=== WORK TO DO ===
In this exercise, return the whole listing exactly, excluding any images.

=== INPUT ROWS ===
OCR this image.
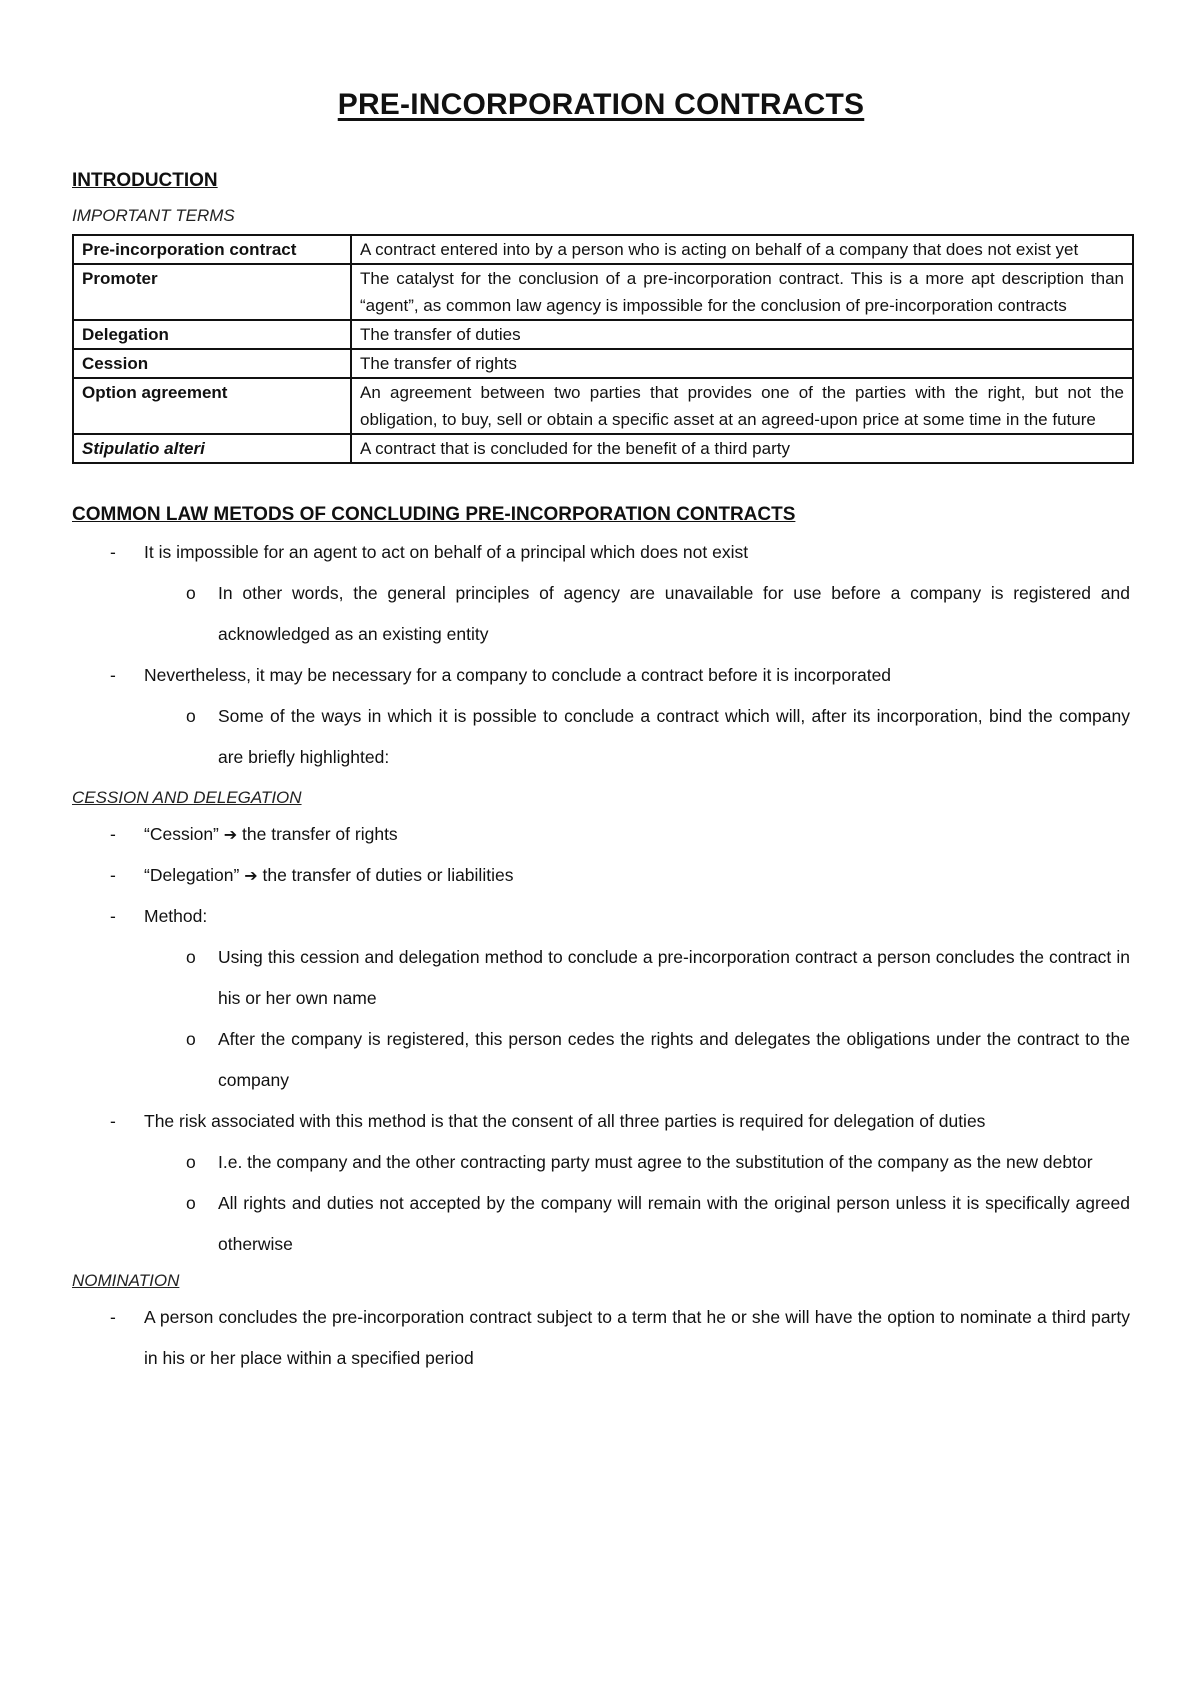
PRE-INCORPORATION CONTRACTS
INTRODUCTION
IMPORTANT TERMS
Pre-incorporation contract	A contract entered into by a person who is acting on behalf of a company that does not exist yet
Promoter	The catalyst for the conclusion of a pre-incorporation contract. This is a more apt description than “agent”, as common law agency is impossible for the conclusion of pre-incorporation contracts
Delegation	The transfer of duties
Cession	The transfer of rights
Option agreement	An agreement between two parties that provides one of the parties with the right, but not the obligation, to buy, sell or obtain a specific asset at an agreed-upon price at some time in the future
Stipulatio alteri	A contract that is concluded for the benefit of a third party
COMMON LAW METODS OF CONCLUDING PRE-INCORPORATION CONTRACTS
- It is impossible for an agent to act on behalf of a principal which does not exist
o In other words, the general principles of agency are unavailable for use before a company is registered and acknowledged as an existing entity
- Nevertheless, it may be necessary for a company to conclude a contract before it is incorporated
o Some of the ways in which it is possible to conclude a contract which will, after its incorporation, bind the company are briefly highlighted:
CESSION AND DELEGATION
- “Cession” ➔ the transfer of rights
- “Delegation” ➔ the transfer of duties or liabilities
- Method:
o Using this cession and delegation method to conclude a pre-incorporation contract a person concludes the contract in his or her own name
o After the company is registered, this person cedes the rights and delegates the obligations under the contract to the company
- The risk associated with this method is that the consent of all three parties is required for delegation of duties
o I.e. the company and the other contracting party must agree to the substitution of the company as the new debtor
o All rights and duties not accepted by the company will remain with the original person unless it is specifically agreed otherwise
NOMINATION
- A person concludes the pre-incorporation contract subject to a term that he or she will have the option to nominate a third party in his or her place within a specified period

=== RESULT OF THIS EXERCISE ===
OCR this image.
PRE-INCORPORATION CONTRACTS
INTRODUCTION
IMPORTANT TERMS
Pre-incorporation contract	A contract entered into by a person who is acting on behalf of a company that does not exist yet
Promoter	The catalyst for the conclusion of a pre-incorporation contract. This is a more apt description than “agent”, as common law agency is impossible for the conclusion of pre-incorporation contracts
Delegation	The transfer of duties
Cession	The transfer of rights
Option agreement	An agreement between two parties that provides one of the parties with the right, but not the obligation, to buy, sell or obtain a specific asset at an agreed-upon price at some time in the future
Stipulatio alteri	A contract that is concluded for the benefit of a third party
COMMON LAW METODS OF CONCLUDING PRE-INCORPORATION CONTRACTS
- It is impossible for an agent to act on behalf of a principal which does not exist
o In other words, the general principles of agency are unavailable for use before a company is registered and acknowledged as an existing entity
- Nevertheless, it may be necessary for a company to conclude a contract before it is incorporated
o Some of the ways in which it is possible to conclude a contract which will, after its incorporation, bind the company are briefly highlighted:
CESSION AND DELEGATION
- “Cession” ➔ the transfer of rights
- “Delegation” ➔ the transfer of duties or liabilities
- Method:
o Using this cession and delegation method to conclude a pre-incorporation contract a person concludes the contract in his or her own name
o After the company is registered, this person cedes the rights and delegates the obligations under the contract to the company
- The risk associated with this method is that the consent of all three parties is required for delegation of duties
o I.e. the company and the other contracting party must agree to the substitution of the company as the new debtor
o All rights and duties not accepted by the company will remain with the original person unless it is specifically agreed otherwise
NOMINATION
- A person concludes the pre-incorporation contract subject to a term that he or she will have the option to nominate a third party in his or her place within a specified period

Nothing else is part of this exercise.